[GOAL]:
Look for "Output the text content of this document." in the listing below, then copy exactly the line it appears in and all lines after it to the end, and nothing more.

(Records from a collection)
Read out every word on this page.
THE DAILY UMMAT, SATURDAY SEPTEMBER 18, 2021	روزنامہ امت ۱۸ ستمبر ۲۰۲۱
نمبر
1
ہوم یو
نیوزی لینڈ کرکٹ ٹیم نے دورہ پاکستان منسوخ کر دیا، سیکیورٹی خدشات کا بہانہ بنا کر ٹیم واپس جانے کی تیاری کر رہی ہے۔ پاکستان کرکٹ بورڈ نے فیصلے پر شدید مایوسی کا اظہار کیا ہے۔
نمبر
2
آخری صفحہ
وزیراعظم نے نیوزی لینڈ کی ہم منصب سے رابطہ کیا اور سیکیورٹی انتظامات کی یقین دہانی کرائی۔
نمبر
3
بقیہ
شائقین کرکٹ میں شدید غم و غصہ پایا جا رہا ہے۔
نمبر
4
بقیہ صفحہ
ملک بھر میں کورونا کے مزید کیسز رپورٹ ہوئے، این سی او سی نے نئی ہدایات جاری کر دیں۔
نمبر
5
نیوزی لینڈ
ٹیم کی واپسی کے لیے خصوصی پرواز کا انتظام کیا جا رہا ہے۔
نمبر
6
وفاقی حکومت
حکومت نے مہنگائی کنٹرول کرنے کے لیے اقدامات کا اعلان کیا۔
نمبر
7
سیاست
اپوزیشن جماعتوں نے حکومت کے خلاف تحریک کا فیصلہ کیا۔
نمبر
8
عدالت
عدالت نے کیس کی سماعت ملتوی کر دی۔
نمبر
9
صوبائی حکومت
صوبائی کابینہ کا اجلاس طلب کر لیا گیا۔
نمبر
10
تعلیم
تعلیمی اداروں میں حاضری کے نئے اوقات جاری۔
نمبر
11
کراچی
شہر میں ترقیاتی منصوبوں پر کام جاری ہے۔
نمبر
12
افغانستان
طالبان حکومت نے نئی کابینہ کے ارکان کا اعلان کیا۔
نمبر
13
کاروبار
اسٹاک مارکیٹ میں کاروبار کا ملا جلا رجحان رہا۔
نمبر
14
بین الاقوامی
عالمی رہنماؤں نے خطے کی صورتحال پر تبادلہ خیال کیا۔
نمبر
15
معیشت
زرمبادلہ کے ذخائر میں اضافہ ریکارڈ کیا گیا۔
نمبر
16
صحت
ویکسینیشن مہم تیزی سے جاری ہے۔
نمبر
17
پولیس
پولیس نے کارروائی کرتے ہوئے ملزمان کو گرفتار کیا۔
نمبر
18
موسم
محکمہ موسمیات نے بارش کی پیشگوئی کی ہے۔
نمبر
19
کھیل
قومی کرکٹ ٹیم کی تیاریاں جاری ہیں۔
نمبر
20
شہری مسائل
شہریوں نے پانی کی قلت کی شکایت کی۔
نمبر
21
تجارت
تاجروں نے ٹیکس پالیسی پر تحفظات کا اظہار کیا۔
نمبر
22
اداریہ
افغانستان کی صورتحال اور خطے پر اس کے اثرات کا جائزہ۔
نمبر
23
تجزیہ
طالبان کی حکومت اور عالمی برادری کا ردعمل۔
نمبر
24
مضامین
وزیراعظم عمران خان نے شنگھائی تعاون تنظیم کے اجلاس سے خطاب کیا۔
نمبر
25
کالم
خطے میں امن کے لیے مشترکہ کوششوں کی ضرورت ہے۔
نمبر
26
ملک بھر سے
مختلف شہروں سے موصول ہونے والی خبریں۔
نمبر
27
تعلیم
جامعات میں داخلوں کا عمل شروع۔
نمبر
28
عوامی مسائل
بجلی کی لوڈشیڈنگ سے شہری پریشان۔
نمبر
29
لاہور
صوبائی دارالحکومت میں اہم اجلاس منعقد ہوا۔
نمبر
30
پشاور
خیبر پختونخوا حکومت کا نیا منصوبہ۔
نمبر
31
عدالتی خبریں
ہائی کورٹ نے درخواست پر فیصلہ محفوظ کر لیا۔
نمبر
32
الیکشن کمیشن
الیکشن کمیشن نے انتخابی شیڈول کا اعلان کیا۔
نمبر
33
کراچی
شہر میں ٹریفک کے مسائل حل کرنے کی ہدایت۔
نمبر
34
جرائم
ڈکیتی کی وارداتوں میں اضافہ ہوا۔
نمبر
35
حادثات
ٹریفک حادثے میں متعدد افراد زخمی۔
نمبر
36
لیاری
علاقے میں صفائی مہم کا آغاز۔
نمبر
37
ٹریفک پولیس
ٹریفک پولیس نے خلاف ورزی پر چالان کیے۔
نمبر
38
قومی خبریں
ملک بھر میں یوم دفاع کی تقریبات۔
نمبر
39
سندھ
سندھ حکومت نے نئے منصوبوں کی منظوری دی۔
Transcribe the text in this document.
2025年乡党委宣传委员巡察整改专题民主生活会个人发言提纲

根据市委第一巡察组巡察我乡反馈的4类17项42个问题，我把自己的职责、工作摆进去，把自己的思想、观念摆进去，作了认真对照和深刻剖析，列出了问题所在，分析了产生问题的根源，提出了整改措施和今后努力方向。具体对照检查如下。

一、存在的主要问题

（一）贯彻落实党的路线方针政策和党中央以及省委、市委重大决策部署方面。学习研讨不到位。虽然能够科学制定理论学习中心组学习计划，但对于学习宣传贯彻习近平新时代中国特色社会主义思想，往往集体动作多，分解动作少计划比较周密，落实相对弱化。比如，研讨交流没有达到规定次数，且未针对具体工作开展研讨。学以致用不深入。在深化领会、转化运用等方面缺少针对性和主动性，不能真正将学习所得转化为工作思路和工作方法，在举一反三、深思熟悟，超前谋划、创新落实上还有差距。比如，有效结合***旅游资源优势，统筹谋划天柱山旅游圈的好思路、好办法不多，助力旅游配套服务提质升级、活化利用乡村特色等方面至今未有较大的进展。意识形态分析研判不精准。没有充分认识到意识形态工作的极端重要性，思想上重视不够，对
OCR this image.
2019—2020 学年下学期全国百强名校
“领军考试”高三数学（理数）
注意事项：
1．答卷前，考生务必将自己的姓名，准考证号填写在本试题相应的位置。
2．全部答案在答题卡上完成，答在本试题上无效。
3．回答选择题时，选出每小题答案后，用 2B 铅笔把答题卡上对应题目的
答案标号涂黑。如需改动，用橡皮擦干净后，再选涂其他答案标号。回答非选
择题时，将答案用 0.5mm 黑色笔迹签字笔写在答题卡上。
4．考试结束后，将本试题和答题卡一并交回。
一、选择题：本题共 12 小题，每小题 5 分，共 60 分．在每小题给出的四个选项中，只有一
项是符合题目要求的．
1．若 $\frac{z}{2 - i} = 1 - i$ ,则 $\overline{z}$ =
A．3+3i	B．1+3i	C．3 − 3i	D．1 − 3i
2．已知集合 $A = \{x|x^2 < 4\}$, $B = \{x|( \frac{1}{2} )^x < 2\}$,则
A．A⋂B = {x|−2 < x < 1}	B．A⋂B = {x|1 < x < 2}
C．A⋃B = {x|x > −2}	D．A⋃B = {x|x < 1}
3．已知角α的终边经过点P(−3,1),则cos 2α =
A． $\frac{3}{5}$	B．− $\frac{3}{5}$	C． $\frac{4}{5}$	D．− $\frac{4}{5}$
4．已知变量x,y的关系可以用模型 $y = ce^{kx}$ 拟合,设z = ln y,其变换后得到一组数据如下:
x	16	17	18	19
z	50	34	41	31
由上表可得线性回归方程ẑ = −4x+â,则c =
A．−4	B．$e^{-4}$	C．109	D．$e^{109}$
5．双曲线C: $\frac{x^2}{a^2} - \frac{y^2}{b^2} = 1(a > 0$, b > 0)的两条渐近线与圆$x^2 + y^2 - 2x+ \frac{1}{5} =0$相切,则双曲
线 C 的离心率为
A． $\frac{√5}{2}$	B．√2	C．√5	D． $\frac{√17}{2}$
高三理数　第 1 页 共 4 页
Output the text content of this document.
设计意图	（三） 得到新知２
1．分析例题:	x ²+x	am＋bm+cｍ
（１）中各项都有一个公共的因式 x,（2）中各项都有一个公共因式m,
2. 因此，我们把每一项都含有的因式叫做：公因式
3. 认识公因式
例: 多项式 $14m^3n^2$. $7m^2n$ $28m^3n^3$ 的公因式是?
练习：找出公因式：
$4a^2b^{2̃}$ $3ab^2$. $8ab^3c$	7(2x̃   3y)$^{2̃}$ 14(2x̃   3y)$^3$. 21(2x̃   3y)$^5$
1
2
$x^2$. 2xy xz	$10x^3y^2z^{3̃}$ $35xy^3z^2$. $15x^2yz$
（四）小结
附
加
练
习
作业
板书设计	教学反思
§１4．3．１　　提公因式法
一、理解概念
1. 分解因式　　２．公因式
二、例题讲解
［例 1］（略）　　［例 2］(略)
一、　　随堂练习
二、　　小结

[TASK SOLUTION]:
Output the text content of this document.
设计意图	（三） 得到新知２
1．分析例题:	x ²+x	am＋bm+cｍ
（１）中各项都有一个公共的因式 x,（2）中各项都有一个公共因式m,
2. 因此，我们把每一项都含有的因式叫做：公因式
3. 认识公因式
例: 多项式 $14m^3n^2$. $7m^2n$ $28m^3n^3$ 的公因式是?
练习：找出公因式：
$4a^2b^{2̃}$ $3ab^2$. $8ab^3c$	7(2x̃   3y)$^{2̃}$ 14(2x̃   3y)$^3$. 21(2x̃   3y)$^5$
1
2
$x^2$. 2xy xz	$10x^3y^2z^{3̃}$ $35xy^3z^2$. $15x^2yz$
（四）小结
附
加
练
习
作业
板书设计	教学反思
§１4．3．１　　提公因式法
一、理解概念
1. 分解因式　　２．公因式
二、例题讲解
［例 1］（略）　　［例 2］(略)
一、　　随堂练习
二、　　小结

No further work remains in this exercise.